__Data for this task__.
☆ ☆ ☆ ☆ ☆
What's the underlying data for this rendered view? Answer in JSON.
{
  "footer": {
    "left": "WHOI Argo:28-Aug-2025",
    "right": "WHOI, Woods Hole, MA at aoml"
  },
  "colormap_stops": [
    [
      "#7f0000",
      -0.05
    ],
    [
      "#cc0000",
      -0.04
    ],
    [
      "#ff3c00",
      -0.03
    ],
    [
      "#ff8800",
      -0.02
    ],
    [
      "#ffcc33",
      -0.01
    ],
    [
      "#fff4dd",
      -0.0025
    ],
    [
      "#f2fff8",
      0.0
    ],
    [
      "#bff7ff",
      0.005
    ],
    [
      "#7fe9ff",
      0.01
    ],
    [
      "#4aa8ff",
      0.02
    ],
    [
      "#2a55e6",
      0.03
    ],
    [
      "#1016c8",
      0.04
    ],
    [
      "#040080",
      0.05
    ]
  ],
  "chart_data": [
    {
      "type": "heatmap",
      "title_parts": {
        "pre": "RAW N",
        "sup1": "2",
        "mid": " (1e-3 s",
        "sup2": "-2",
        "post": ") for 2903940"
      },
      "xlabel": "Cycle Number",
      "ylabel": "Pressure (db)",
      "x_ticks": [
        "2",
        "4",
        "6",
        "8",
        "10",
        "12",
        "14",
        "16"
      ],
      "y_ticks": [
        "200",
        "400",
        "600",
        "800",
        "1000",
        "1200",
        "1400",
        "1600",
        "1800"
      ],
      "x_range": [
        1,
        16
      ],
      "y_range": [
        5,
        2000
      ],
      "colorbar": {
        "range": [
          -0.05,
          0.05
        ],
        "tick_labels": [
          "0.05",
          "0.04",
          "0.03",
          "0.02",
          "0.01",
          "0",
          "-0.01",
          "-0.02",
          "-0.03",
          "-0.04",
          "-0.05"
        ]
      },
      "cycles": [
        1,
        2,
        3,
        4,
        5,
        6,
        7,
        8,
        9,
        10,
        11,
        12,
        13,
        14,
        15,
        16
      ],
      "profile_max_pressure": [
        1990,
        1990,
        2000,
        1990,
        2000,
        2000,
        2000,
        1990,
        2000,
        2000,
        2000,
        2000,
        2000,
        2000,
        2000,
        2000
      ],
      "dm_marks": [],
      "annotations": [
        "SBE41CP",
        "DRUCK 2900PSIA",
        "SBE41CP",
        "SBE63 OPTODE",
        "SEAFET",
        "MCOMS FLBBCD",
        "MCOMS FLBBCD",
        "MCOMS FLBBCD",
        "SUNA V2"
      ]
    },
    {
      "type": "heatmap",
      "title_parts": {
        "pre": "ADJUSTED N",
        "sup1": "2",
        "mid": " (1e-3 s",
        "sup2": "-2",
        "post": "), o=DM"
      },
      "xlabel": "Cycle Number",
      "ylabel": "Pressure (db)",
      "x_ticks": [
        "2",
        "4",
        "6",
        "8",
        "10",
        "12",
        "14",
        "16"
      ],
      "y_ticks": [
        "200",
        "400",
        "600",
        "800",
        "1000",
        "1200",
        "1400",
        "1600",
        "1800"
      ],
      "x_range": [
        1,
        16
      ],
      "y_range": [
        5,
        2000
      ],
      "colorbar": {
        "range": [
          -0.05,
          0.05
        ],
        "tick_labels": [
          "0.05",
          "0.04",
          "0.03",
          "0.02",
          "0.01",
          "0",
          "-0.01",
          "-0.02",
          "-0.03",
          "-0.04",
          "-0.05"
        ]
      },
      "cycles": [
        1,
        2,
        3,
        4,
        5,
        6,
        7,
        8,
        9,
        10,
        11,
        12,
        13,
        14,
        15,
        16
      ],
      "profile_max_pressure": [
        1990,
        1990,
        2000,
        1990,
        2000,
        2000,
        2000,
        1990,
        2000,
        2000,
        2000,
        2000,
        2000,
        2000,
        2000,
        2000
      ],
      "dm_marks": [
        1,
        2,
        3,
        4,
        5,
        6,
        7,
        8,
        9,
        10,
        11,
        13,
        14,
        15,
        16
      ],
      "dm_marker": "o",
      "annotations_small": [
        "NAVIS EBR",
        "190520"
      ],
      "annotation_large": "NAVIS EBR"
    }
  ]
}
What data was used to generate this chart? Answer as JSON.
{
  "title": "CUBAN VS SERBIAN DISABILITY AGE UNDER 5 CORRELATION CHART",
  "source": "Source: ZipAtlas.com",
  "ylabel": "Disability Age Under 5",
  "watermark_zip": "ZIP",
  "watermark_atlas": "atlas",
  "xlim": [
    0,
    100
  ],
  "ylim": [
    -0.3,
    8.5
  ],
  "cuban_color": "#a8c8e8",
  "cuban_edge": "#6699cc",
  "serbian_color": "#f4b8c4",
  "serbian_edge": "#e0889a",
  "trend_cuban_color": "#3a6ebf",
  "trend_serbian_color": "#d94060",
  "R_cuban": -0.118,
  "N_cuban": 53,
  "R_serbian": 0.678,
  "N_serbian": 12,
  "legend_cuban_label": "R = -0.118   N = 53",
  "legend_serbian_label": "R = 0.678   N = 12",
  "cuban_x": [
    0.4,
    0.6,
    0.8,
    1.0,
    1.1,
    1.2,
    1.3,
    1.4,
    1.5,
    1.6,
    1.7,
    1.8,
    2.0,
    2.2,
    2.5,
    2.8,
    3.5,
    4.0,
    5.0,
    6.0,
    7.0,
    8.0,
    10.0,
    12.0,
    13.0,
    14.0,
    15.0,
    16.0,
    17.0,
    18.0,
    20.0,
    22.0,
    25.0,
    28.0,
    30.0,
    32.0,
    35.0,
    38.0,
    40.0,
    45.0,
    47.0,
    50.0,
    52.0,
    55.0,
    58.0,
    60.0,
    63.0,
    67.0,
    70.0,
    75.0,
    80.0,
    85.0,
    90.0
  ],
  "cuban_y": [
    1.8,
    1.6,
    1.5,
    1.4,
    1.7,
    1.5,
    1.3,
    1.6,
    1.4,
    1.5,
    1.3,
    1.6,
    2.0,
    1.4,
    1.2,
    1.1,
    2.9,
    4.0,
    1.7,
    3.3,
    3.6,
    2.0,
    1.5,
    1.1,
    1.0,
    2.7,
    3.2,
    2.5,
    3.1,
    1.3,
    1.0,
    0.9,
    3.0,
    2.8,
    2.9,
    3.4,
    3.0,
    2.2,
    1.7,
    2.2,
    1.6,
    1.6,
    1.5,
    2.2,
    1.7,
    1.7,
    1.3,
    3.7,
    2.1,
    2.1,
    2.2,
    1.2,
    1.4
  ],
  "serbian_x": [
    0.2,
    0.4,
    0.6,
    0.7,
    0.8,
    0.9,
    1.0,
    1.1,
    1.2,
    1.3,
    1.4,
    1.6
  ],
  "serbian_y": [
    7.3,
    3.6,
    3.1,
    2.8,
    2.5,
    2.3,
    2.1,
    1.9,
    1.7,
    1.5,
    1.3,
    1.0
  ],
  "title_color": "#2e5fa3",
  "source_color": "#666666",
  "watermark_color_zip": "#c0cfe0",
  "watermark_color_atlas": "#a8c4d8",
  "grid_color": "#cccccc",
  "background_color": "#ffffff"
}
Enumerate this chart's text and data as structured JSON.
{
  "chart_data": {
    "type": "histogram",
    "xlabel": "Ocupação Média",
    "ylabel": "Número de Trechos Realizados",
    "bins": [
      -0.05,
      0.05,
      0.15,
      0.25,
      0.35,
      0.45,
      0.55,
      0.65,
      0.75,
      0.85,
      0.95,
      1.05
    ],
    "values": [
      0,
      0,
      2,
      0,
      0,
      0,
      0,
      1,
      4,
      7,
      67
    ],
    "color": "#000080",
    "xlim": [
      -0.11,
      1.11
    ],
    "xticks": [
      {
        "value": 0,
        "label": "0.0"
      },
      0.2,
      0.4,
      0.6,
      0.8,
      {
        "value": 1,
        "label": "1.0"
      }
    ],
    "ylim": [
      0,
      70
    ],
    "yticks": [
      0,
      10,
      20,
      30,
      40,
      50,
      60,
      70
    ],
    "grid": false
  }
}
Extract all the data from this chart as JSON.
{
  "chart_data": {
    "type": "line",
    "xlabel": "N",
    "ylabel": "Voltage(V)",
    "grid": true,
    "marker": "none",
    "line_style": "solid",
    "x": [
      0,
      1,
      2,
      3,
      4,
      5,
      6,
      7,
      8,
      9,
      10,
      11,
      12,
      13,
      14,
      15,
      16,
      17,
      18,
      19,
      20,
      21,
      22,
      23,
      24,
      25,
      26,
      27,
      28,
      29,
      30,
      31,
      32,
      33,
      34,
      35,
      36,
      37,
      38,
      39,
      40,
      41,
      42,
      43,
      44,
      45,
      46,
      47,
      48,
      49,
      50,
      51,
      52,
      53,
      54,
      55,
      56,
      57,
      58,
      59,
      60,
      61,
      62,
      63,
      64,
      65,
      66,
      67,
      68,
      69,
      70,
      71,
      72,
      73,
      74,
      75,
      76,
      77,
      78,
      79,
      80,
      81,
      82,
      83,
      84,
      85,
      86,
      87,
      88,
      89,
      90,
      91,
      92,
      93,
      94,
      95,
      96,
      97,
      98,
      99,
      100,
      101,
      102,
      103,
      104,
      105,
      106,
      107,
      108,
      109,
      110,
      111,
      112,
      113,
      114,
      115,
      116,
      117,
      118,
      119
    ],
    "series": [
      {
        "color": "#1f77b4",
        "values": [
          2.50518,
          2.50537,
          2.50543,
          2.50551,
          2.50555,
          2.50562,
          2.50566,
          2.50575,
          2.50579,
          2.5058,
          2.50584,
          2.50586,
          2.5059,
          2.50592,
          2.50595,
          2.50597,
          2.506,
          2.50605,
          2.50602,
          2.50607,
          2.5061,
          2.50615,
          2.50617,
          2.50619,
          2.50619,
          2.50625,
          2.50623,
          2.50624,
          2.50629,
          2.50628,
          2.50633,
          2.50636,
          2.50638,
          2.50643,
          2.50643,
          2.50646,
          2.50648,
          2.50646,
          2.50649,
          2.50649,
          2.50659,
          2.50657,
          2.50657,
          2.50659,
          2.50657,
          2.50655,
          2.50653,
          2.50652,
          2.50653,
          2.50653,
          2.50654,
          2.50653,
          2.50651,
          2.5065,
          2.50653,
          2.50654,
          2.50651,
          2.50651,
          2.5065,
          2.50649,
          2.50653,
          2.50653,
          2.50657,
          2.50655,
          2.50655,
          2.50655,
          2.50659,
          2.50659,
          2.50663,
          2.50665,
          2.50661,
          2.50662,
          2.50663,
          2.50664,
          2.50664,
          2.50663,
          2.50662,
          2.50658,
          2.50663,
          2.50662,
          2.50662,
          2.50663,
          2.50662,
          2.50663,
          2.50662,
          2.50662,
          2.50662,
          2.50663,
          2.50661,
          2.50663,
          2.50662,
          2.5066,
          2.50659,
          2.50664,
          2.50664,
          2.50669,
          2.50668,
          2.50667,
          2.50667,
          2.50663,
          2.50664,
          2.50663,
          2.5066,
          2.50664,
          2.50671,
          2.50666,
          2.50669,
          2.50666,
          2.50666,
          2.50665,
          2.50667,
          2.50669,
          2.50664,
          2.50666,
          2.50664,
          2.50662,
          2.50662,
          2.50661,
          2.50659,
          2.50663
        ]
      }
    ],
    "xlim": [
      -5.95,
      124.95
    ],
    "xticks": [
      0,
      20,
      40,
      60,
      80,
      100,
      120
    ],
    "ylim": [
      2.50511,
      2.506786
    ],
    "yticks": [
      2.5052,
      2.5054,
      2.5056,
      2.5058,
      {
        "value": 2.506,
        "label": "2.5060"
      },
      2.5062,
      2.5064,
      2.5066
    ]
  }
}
☆ ☆ ☆ ☆ ☆
__Requirements__. Every line of the records that includes the word "NAVIS" should be gathered.

__The response__.
        "NAVIS EBR",
      "annotation_large": "NAVIS EBR"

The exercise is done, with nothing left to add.